◆ Written request ◆
Reproduce all entries verbatim, with nothing added or dropped.

◆ Dataset items ◆
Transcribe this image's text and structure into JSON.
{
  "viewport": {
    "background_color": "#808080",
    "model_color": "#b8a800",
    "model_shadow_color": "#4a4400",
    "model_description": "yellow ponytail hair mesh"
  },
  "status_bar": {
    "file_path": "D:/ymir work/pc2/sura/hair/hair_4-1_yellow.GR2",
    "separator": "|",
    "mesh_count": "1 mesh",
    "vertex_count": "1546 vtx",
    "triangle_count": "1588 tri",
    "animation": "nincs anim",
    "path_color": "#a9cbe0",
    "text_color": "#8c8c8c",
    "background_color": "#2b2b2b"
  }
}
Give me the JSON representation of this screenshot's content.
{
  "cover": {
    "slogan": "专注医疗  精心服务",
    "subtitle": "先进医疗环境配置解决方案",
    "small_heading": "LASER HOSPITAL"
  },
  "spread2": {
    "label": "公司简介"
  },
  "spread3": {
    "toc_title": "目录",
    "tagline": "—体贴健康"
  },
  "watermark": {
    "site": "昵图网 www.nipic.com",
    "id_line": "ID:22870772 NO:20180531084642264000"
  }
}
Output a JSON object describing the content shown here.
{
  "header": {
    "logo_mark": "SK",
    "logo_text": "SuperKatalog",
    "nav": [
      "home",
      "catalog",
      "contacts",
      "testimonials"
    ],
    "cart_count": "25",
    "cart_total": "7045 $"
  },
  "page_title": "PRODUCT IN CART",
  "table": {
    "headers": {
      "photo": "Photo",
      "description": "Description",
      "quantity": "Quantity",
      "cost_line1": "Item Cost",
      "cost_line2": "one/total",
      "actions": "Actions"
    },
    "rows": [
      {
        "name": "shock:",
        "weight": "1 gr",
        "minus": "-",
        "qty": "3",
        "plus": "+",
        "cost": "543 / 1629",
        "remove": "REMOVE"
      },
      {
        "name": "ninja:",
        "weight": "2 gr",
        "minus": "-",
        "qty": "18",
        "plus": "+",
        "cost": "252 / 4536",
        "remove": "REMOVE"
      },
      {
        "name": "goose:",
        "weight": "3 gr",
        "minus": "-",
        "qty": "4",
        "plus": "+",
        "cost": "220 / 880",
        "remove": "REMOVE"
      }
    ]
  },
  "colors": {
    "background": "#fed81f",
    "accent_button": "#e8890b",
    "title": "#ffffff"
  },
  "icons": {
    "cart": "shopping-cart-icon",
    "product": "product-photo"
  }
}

◆ The response ◆
Transcribe this image's text and structure into JSON.
{
  "viewport": {
    "background_color": "#808080",
    "model_color": "#b8a800",
    "model_shadow_color": "#4a4400",
    "model_description": "yellow ponytail hair mesh"
  },
  "status_bar": {
    "file_path": "D:/ymir work/pc2/sura/hair/hair_4-1_yellow.GR2",
    "separator": "|",
    "mesh_count": "1 mesh",
    "vertex_count": "1546 vtx",
    "triangle_count": "1588 tri",
    "animation": "nincs anim",
    "path_color": "#a9cbe0",
    "text_color": "#8c8c8c",
    "background_color": "#2b2b2b"
  }
}
Give me the JSON representation of this screenshot's content.
{
  "cover": {
    "slogan": "专注医疗  精心服务",
    "subtitle": "先进医疗环境配置解决方案",
    "small_heading": "LASER HOSPITAL"
  },
  "spread2": {
    "label": "公司简介"
  },
  "spread3": {
    "toc_title": "目录",
    "tagline": "—体贴健康"
  },
  "watermark": {
    "site": "昵图网 www.nipic.com",
    "id_line": "ID:22870772 NO:20180531084642264000"
  }
}
Output a JSON object describing the content shown here.
{
  "header": {
    "logo_mark": "SK",
    "logo_text": "SuperKatalog",
    "nav": [
      "home",
      "catalog",
      "contacts",
      "testimonials"
    ],
    "cart_count": "25",
    "cart_total": "7045 $"
  },
  "page_title": "PRODUCT IN CART",
  "table": {
    "headers": {
      "photo": "Photo",
      "description": "Description",
      "quantity": "Quantity",
      "cost_line1": "Item Cost",
      "cost_line2": "one/total",
      "actions": "Actions"
    },
    "rows": [
      {
        "name": "shock:",
        "weight": "1 gr",
        "minus": "-",
        "qty": "3",
        "plus": "+",
        "cost": "543 / 1629",
        "remove": "REMOVE"
      },
      {
        "name": "ninja:",
        "weight": "2 gr",
        "minus": "-",
        "qty": "18",
        "plus": "+",
        "cost": "252 / 4536",
        "remove": "REMOVE"
      },
      {
        "name": "goose:",
        "weight": "3 gr",
        "minus": "-",
        "qty": "4",
        "plus": "+",
        "cost": "220 / 880",
        "remove": "REMOVE"
      }
    ]
  },
  "colors": {
    "background": "#fed81f",
    "accent_button": "#e8890b",
    "title": "#ffffff"
  },
  "icons": {
    "cart": "shopping-cart-icon",
    "product": "product-photo"
  }
}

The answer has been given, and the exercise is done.